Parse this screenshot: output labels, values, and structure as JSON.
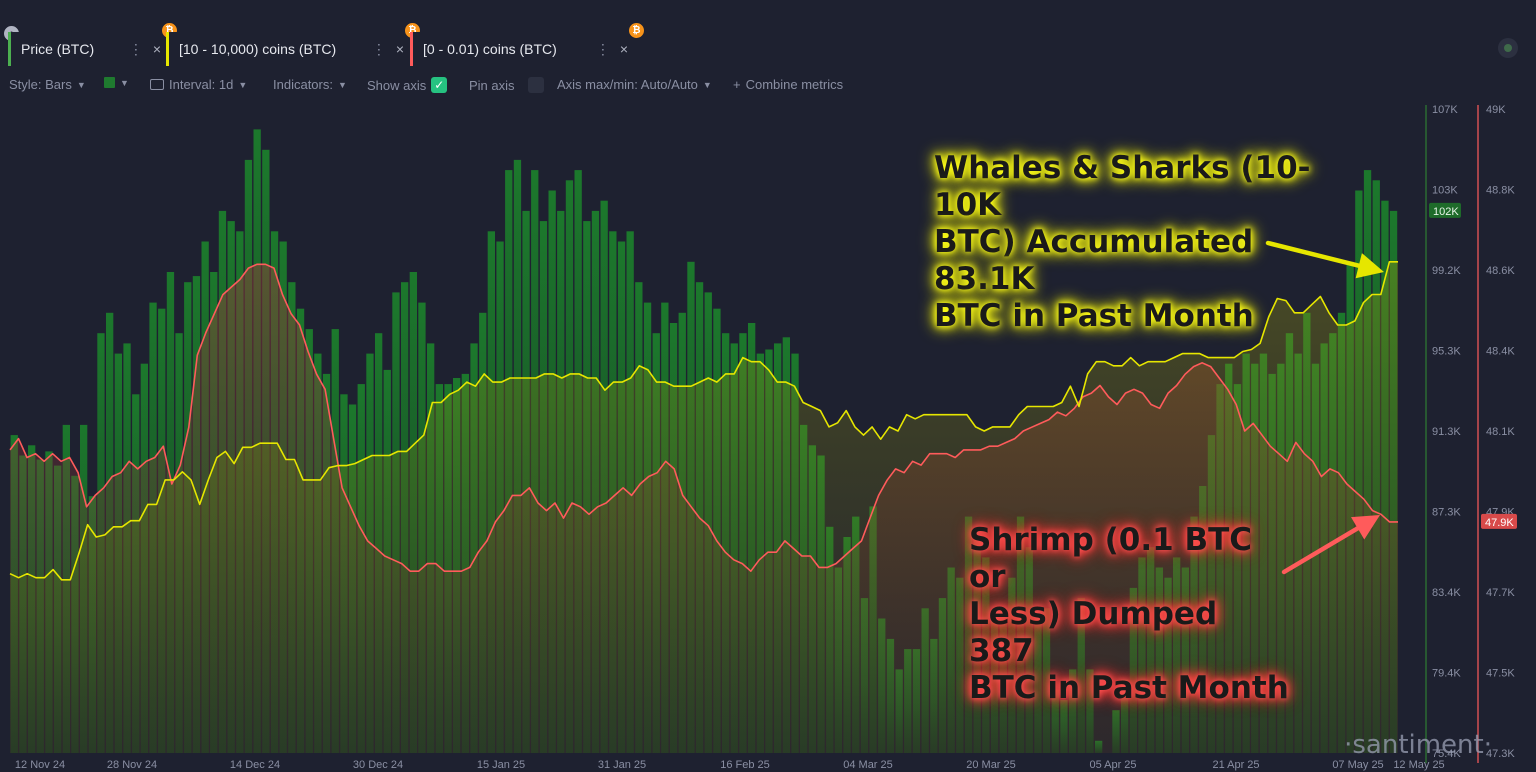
{
  "metrics": [
    {
      "label": "Price (BTC)",
      "menu": "⋮",
      "close": "×",
      "badge": "₿"
    },
    {
      "label": "[10 - 10,000) coins (BTC)",
      "menu": "⋮",
      "close": "×",
      "badge": "₿"
    },
    {
      "label": "[0 - 0.01) coins (BTC)",
      "menu": "⋮",
      "close": "×",
      "badge": "₿"
    }
  ],
  "toolbar": {
    "style": "Style: Bars",
    "interval": "Interval: 1d",
    "indicators": "Indicators:",
    "show_axis": "Show axis",
    "show_axis_checked": true,
    "pin_axis": "Pin axis",
    "axis_maxmin": "Axis max/min: Auto/Auto",
    "combine": "Combine metrics"
  },
  "callouts": {
    "whale_lines": [
      "Whales & Sharks (10-10K",
      "BTC) Accumulated 83.1K",
      "BTC in Past Month"
    ],
    "shrimp_lines": [
      "Shrimp (0.1 BTC or",
      "Less) Dumped 387",
      "BTC in Past Month"
    ]
  },
  "watermark": "·santiment·",
  "colors": {
    "background": "#1e2130",
    "price_bar_top": "#1f7a2f",
    "whale_line": "#e6e600",
    "shrimp_line": "#ff5b5b",
    "price_axis": "#2e7d32"
  },
  "chart_data": {
    "type": "bar",
    "x_ticks": [
      "12 Nov 24",
      "28 Nov 24",
      "14 Dec 24",
      "30 Dec 24",
      "15 Jan 25",
      "31 Jan 25",
      "16 Feb 25",
      "04 Mar 25",
      "20 Mar 25",
      "05 Apr 25",
      "21 Apr 25",
      "07 May 25",
      "12 May 25"
    ],
    "left_axis_ticks": [
      "107K",
      "103K",
      "99.2K",
      "95.3K",
      "91.3K",
      "87.3K",
      "83.4K",
      "79.4K",
      "75.4K"
    ],
    "right_axis_ticks": [
      "49K",
      "48.8K",
      "48.6K",
      "48.4K",
      "48.1K",
      "47.9K",
      "47.7K",
      "47.5K",
      "47.3K"
    ],
    "left_axis_range": [
      75400,
      107000
    ],
    "right_axis_range": [
      47300,
      49000
    ],
    "current_price_label": "102K",
    "current_shrimp_label": "47.9K",
    "series": [
      {
        "name": "Price (BTC)",
        "kind": "bars",
        "axis": "left",
        "values": [
          91.0,
          90.0,
          90.5,
          89.8,
          90.2,
          89.5,
          91.5,
          89.0,
          91.5,
          88.0,
          96.0,
          97.0,
          95.0,
          95.5,
          93.0,
          94.5,
          97.5,
          97.2,
          99.0,
          96.0,
          98.5,
          98.8,
          100.5,
          99.0,
          102.0,
          101.5,
          101.0,
          104.5,
          106.0,
          105.0,
          101.0,
          100.5,
          98.5,
          97.2,
          96.2,
          95.0,
          94.0,
          96.2,
          93.0,
          92.5,
          93.5,
          95.0,
          96.0,
          94.2,
          98.0,
          98.5,
          99.0,
          97.5,
          95.5,
          93.5,
          93.5,
          93.8,
          94.0,
          95.5,
          97.0,
          101.0,
          100.5,
          104.0,
          104.5,
          102.0,
          104.0,
          101.5,
          103.0,
          102.0,
          103.5,
          104.0,
          101.5,
          102.0,
          102.5,
          101.0,
          100.5,
          101.0,
          98.5,
          97.5,
          96.0,
          97.5,
          96.5,
          97.0,
          99.5,
          98.5,
          98.0,
          97.2,
          96.0,
          95.5,
          96.0,
          96.5,
          95.0,
          95.2,
          95.5,
          95.8,
          95.0,
          91.5,
          90.5,
          90.0,
          86.5,
          84.5,
          86.0,
          87.0,
          83.0,
          87.5,
          82.0,
          81.0,
          79.5,
          80.5,
          80.5,
          82.5,
          81.0,
          83.0,
          84.5,
          84.0,
          87.0,
          86.0,
          85.0,
          82.0,
          82.5,
          84.0,
          87.0,
          85.5,
          82.0,
          82.5,
          78.5,
          78.0,
          79.5,
          83.0,
          79.5,
          76.0,
          75.0,
          77.5,
          79.0,
          83.5,
          85.0,
          85.5,
          84.5,
          84.0,
          85.0,
          84.5,
          87.0,
          88.5,
          91.0,
          93.5,
          94.5,
          93.5,
          95.0,
          94.5,
          95.0,
          94.0,
          94.5,
          96.0,
          95.0,
          97.0,
          94.5,
          95.5,
          96.0,
          97.0,
          99.5,
          103.0,
          104.0,
          103.5,
          102.5,
          102.0
        ]
      },
      {
        "name": "[10 - 10,000) coins (BTC)",
        "kind": "line",
        "axis": "left",
        "values": [
          84.2,
          84.0,
          84.2,
          84.0,
          84.0,
          84.4,
          83.9,
          83.9,
          85.2,
          86.6,
          86.0,
          86.1,
          86.5,
          86.5,
          86.8,
          86.8,
          87.6,
          87.6,
          88.8,
          88.8,
          89.2,
          88.8,
          87.6,
          88.8,
          89.9,
          90.2,
          89.6,
          90.4,
          90.4,
          90.6,
          90.6,
          90.6,
          89.8,
          89.8,
          88.8,
          88.8,
          88.8,
          89.4,
          89.5,
          89.5,
          89.6,
          89.8,
          90.0,
          90.0,
          90.0,
          90.2,
          90.2,
          90.6,
          91.0,
          92.6,
          92.6,
          93.0,
          93.2,
          93.6,
          93.4,
          94.0,
          93.6,
          93.6,
          93.8,
          93.8,
          93.8,
          93.8,
          94.0,
          94.0,
          93.8,
          94.0,
          94.0,
          93.8,
          93.8,
          93.2,
          93.6,
          93.6,
          93.8,
          94.4,
          94.2,
          93.6,
          93.6,
          93.4,
          93.4,
          93.4,
          93.6,
          93.8,
          93.6,
          94.0,
          94.0,
          94.8,
          94.6,
          94.6,
          94.2,
          93.6,
          93.6,
          93.4,
          92.6,
          92.4,
          92.2,
          91.4,
          91.6,
          92.2,
          91.4,
          91.0,
          91.4,
          90.8,
          91.4,
          91.2,
          92.0,
          91.8,
          92.0,
          92.0,
          92.0,
          92.0,
          92.0,
          92.0,
          91.4,
          91.2,
          91.4,
          91.4,
          91.4,
          92.0,
          92.4,
          92.4,
          92.4,
          92.4,
          92.6,
          93.4,
          92.4,
          94.0,
          94.6,
          94.6,
          94.4,
          94.4,
          94.8,
          94.4,
          94.6,
          94.6,
          94.6,
          94.8,
          95.0,
          95.0,
          95.0,
          94.8,
          94.8,
          94.8,
          94.8,
          95.1,
          95.2,
          95.5,
          96.8,
          97.7,
          97.6,
          97.0,
          97.0,
          97.4,
          97.8,
          97.0,
          96.4,
          96.4,
          96.6,
          97.5,
          97.9,
          97.9,
          99.5,
          99.5
        ]
      },
      {
        "name": "[0 - 0.01) coins (BTC)",
        "kind": "line",
        "axis": "right",
        "values": [
          48.1,
          48.13,
          48.08,
          48.09,
          48.07,
          48.09,
          48.07,
          48.08,
          48.04,
          47.95,
          47.98,
          48.0,
          48.03,
          48.04,
          48.07,
          48.05,
          48.07,
          48.08,
          48.11,
          48.01,
          48.06,
          48.16,
          48.35,
          48.41,
          48.46,
          48.51,
          48.53,
          48.55,
          48.58,
          48.59,
          48.59,
          48.58,
          48.51,
          48.46,
          48.43,
          48.36,
          48.3,
          48.26,
          48.13,
          48.0,
          47.95,
          47.9,
          47.86,
          47.84,
          47.82,
          47.81,
          47.8,
          47.78,
          47.78,
          47.8,
          47.8,
          47.78,
          47.78,
          47.78,
          47.79,
          47.83,
          47.86,
          47.91,
          47.94,
          47.98,
          47.98,
          48.0,
          47.96,
          47.94,
          47.96,
          47.92,
          47.96,
          47.95,
          47.93,
          47.95,
          47.96,
          47.98,
          48.0,
          47.98,
          48.01,
          48.03,
          48.04,
          48.07,
          48.05,
          47.98,
          47.95,
          47.92,
          47.9,
          47.86,
          47.83,
          47.81,
          47.8,
          47.78,
          47.81,
          47.83,
          47.83,
          47.86,
          47.84,
          47.82,
          47.82,
          47.79,
          47.79,
          47.8,
          47.82,
          47.84,
          47.86,
          47.92,
          47.98,
          48.02,
          48.05,
          48.04,
          48.07,
          48.06,
          48.09,
          48.09,
          48.09,
          48.08,
          48.1,
          48.1,
          48.1,
          48.11,
          48.11,
          48.12,
          48.13,
          48.15,
          48.16,
          48.17,
          48.18,
          48.2,
          48.19,
          48.21,
          48.24,
          48.25,
          48.27,
          48.24,
          48.22,
          48.25,
          48.26,
          48.25,
          48.22,
          48.21,
          48.25,
          48.27,
          48.3,
          48.32,
          48.33,
          48.32,
          48.29,
          48.26,
          48.22,
          48.15,
          48.17,
          48.14,
          48.11,
          48.09,
          48.07,
          48.12,
          48.09,
          48.07,
          48.03,
          48.05,
          48.04,
          48.01,
          47.99,
          47.97,
          47.94,
          47.93,
          47.91,
          47.91
        ]
      }
    ]
  }
}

- [What you should do]: Lines that hold "name" are the ones to copy; find all of them.

- [Written response]:
        "name": "Price (BTC)",
        "name": "[10 - 10,000) coins (BTC)",
        "name": "[0 - 0.01) coins (BTC)",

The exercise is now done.